_Description of the task_. Gather all lines from the material that contain "wszystkie".
━━ Data shown ━━
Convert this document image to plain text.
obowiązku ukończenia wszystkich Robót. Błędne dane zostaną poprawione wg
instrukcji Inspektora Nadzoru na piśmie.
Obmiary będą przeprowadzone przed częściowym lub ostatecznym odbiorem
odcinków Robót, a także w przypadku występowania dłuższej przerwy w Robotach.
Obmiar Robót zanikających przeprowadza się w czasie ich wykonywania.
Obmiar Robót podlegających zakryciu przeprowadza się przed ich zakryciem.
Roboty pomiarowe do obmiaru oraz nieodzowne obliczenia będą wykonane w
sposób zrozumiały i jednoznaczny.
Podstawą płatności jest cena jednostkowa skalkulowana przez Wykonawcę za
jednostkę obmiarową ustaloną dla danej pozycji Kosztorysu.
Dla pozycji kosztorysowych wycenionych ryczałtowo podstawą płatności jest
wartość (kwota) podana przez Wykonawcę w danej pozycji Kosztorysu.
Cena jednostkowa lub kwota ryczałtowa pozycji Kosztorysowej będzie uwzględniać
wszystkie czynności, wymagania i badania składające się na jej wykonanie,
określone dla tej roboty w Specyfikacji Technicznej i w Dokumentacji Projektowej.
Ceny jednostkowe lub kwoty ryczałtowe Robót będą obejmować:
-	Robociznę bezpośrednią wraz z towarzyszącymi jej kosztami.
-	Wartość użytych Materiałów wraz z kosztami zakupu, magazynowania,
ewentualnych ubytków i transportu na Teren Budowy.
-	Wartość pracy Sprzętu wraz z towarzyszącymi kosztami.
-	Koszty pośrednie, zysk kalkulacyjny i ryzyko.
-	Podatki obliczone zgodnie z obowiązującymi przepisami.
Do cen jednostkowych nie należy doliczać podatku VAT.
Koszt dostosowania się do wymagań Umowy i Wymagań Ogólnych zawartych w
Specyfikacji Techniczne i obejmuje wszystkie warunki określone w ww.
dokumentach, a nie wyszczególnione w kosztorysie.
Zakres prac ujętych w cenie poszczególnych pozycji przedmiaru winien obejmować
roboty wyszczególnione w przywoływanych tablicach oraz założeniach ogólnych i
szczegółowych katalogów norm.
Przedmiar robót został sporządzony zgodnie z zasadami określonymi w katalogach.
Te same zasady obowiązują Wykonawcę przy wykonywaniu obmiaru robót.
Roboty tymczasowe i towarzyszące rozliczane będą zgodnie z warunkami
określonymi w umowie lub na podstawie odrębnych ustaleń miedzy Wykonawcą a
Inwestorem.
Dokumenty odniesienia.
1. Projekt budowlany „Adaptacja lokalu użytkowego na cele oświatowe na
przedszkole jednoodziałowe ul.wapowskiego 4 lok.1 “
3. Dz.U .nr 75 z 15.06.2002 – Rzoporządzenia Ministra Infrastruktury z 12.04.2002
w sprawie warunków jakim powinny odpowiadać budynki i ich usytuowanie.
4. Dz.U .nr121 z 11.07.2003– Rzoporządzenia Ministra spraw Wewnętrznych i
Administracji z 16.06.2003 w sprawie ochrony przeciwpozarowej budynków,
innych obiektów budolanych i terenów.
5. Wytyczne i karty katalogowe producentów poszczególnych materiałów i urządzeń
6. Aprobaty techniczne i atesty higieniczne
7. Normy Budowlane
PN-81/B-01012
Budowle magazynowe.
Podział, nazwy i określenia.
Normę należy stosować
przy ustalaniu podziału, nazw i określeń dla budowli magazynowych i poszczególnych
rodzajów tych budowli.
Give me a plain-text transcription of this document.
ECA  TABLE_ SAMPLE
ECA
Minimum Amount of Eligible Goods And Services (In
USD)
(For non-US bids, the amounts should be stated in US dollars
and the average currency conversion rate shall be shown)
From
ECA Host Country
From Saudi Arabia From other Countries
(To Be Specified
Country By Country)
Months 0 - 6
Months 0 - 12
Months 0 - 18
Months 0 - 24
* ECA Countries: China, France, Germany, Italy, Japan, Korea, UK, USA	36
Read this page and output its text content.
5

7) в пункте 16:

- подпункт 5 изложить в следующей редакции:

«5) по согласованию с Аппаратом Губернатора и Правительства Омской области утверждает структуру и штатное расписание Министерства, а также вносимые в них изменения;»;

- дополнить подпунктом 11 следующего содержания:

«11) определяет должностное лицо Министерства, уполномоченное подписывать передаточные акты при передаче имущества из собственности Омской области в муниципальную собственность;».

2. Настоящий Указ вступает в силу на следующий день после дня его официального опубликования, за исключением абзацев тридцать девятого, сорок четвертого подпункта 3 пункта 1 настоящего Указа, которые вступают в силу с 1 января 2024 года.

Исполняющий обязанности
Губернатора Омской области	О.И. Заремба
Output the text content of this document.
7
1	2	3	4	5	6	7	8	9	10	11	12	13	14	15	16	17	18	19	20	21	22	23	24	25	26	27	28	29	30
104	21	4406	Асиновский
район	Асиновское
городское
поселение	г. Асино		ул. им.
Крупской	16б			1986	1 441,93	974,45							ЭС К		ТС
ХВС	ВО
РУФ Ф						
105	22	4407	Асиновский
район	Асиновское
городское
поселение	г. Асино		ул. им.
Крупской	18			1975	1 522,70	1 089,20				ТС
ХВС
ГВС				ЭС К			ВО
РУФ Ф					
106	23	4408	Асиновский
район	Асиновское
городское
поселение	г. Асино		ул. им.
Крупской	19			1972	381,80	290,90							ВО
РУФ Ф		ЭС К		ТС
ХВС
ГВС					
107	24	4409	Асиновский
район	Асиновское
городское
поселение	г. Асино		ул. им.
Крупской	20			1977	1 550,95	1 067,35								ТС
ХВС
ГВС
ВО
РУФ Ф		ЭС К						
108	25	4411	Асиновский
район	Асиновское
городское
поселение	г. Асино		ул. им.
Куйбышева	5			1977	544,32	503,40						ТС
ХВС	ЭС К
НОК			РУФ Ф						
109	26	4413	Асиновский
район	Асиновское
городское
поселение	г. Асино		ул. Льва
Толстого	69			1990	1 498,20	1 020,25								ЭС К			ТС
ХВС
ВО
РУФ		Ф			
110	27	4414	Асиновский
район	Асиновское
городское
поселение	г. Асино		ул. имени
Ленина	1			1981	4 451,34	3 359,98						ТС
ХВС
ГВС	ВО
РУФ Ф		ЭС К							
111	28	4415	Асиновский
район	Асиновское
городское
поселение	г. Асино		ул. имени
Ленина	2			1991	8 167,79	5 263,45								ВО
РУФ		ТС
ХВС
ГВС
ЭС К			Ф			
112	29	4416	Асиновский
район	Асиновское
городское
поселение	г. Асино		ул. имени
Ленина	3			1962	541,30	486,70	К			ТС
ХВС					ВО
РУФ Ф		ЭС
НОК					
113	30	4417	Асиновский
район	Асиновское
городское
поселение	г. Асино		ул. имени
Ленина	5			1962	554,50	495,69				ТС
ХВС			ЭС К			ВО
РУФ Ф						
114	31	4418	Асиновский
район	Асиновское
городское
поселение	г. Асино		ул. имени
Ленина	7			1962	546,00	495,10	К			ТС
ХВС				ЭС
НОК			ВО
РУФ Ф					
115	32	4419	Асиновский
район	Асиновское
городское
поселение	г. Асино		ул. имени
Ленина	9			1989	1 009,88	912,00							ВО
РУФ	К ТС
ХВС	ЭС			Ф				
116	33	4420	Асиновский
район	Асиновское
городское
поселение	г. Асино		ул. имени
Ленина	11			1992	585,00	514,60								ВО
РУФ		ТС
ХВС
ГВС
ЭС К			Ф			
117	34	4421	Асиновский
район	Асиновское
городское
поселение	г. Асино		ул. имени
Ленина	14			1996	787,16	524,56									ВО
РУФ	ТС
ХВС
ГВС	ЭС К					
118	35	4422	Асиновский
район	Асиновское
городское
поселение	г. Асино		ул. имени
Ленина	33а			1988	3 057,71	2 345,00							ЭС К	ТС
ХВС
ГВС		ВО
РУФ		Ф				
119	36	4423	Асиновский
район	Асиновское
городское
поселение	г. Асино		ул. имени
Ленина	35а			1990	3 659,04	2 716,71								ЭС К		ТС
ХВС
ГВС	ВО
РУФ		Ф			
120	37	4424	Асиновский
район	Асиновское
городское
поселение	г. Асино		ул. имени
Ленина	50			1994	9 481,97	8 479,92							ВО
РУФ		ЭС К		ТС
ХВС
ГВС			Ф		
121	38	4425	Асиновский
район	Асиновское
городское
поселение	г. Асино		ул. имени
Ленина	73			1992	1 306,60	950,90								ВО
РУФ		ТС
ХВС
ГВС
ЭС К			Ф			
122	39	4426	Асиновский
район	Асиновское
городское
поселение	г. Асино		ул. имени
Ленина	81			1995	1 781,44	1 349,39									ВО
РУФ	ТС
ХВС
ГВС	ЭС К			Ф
━━━
_Result for this exercise_.
wszystkie czynności, wymagania i badania składające się na jej wykonanie,
Specyfikacji Techniczne i obejmuje wszystkie warunki określone w ww.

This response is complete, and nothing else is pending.